EXERCISE AIM:
Every record must be repeated exactly, with no omission.

** start of DATA SHOWN **

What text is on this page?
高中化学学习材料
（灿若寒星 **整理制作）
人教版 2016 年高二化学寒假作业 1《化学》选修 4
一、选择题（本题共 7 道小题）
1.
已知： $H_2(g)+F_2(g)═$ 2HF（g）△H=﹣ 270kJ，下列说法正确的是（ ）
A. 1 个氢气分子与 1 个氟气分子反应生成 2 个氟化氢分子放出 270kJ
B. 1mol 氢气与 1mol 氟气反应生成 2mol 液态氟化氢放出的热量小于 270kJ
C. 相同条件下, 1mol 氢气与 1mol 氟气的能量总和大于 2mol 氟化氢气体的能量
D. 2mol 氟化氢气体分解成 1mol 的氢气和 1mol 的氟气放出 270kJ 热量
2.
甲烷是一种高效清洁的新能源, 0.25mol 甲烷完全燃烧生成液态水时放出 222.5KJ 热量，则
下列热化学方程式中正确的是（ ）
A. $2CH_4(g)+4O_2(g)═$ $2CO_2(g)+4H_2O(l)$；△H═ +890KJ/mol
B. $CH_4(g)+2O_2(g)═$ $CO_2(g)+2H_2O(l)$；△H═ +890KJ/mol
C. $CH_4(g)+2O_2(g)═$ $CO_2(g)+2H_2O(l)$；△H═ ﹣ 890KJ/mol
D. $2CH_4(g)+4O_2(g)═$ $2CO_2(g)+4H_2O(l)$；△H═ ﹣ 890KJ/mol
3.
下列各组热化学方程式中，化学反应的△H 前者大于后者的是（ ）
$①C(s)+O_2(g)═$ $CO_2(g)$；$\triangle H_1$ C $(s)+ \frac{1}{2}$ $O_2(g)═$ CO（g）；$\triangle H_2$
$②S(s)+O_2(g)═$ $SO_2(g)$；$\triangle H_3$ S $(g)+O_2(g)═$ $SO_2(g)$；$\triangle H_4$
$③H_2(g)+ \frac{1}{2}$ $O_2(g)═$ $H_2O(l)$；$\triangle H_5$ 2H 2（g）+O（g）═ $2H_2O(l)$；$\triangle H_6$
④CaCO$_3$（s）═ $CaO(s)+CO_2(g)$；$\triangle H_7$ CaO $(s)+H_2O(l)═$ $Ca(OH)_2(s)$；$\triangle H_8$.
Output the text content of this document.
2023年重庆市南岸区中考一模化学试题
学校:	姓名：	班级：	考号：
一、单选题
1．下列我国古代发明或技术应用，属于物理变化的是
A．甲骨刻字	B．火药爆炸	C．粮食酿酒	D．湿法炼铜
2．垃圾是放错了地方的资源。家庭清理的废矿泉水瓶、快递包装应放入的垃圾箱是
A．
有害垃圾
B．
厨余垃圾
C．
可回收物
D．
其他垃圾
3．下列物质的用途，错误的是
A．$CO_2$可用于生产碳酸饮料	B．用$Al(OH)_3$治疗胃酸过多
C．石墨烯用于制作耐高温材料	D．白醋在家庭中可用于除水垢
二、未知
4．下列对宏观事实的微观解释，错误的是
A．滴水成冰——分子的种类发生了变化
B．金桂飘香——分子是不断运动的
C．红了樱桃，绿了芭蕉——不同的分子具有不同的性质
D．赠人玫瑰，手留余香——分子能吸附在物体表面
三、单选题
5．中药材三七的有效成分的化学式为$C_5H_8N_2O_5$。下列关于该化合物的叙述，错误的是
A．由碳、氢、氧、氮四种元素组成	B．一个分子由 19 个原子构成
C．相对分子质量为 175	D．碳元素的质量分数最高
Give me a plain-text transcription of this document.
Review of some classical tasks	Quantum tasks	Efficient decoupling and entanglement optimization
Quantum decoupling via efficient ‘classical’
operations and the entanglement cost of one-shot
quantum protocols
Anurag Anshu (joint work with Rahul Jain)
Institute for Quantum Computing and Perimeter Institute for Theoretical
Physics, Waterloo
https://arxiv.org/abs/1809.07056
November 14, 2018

** end of DATA SHOWN **

TASK OUTPUT:
What text is on this page?
高中化学学习材料
（灿若寒星 **整理制作）
人教版 2016 年高二化学寒假作业 1《化学》选修 4
一、选择题（本题共 7 道小题）
1.
已知： $H_2(g)+F_2(g)═$ 2HF（g）△H=﹣ 270kJ，下列说法正确的是（ ）
A. 1 个氢气分子与 1 个氟气分子反应生成 2 个氟化氢分子放出 270kJ
B. 1mol 氢气与 1mol 氟气反应生成 2mol 液态氟化氢放出的热量小于 270kJ
C. 相同条件下, 1mol 氢气与 1mol 氟气的能量总和大于 2mol 氟化氢气体的能量
D. 2mol 氟化氢气体分解成 1mol 的氢气和 1mol 的氟气放出 270kJ 热量
2.
甲烷是一种高效清洁的新能源, 0.25mol 甲烷完全燃烧生成液态水时放出 222.5KJ 热量，则
下列热化学方程式中正确的是（ ）
A. $2CH_4(g)+4O_2(g)═$ $2CO_2(g)+4H_2O(l)$；△H═ +890KJ/mol
B. $CH_4(g)+2O_2(g)═$ $CO_2(g)+2H_2O(l)$；△H═ +890KJ/mol
C. $CH_4(g)+2O_2(g)═$ $CO_2(g)+2H_2O(l)$；△H═ ﹣ 890KJ/mol
D. $2CH_4(g)+4O_2(g)═$ $2CO_2(g)+4H_2O(l)$；△H═ ﹣ 890KJ/mol
3.
下列各组热化学方程式中，化学反应的△H 前者大于后者的是（ ）
$①C(s)+O_2(g)═$ $CO_2(g)$；$\triangle H_1$ C $(s)+ \frac{1}{2}$ $O_2(g)═$ CO（g）；$\triangle H_2$
$②S(s)+O_2(g)═$ $SO_2(g)$；$\triangle H_3$ S $(g)+O_2(g)═$ $SO_2(g)$；$\triangle H_4$
$③H_2(g)+ \frac{1}{2}$ $O_2(g)═$ $H_2O(l)$；$\triangle H_5$ 2H 2（g）+O（g）═ $2H_2O(l)$；$\triangle H_6$
④CaCO$_3$（s）═ $CaO(s)+CO_2(g)$；$\triangle H_7$ CaO $(s)+H_2O(l)═$ $Ca(OH)_2(s)$；$\triangle H_8$.
Output the text content of this document.
2023年重庆市南岸区中考一模化学试题
学校:	姓名：	班级：	考号：
一、单选题
1．下列我国古代发明或技术应用，属于物理变化的是
A．甲骨刻字	B．火药爆炸	C．粮食酿酒	D．湿法炼铜
2．垃圾是放错了地方的资源。家庭清理的废矿泉水瓶、快递包装应放入的垃圾箱是
A．
有害垃圾
B．
厨余垃圾
C．
可回收物
D．
其他垃圾
3．下列物质的用途，错误的是
A．$CO_2$可用于生产碳酸饮料	B．用$Al(OH)_3$治疗胃酸过多
C．石墨烯用于制作耐高温材料	D．白醋在家庭中可用于除水垢
二、未知
4．下列对宏观事实的微观解释，错误的是
A．滴水成冰——分子的种类发生了变化
B．金桂飘香——分子是不断运动的
C．红了樱桃，绿了芭蕉——不同的分子具有不同的性质
D．赠人玫瑰，手留余香——分子能吸附在物体表面
三、单选题
5．中药材三七的有效成分的化学式为$C_5H_8N_2O_5$。下列关于该化合物的叙述，错误的是
A．由碳、氢、氧、氮四种元素组成	B．一个分子由 19 个原子构成
C．相对分子质量为 175	D．碳元素的质量分数最高
Give me a plain-text transcription of this document.
Review of some classical tasks	Quantum tasks	Efficient decoupling and entanglement optimization
Quantum decoupling via efficient ‘classical’
operations and the entanglement cost of one-shot
quantum protocols
Anurag Anshu (joint work with Rahul Jain)
Institute for Quantum Computing and Perimeter Institute for Theoretical
Physics, Waterloo
https://arxiv.org/abs/1809.07056
November 14, 2018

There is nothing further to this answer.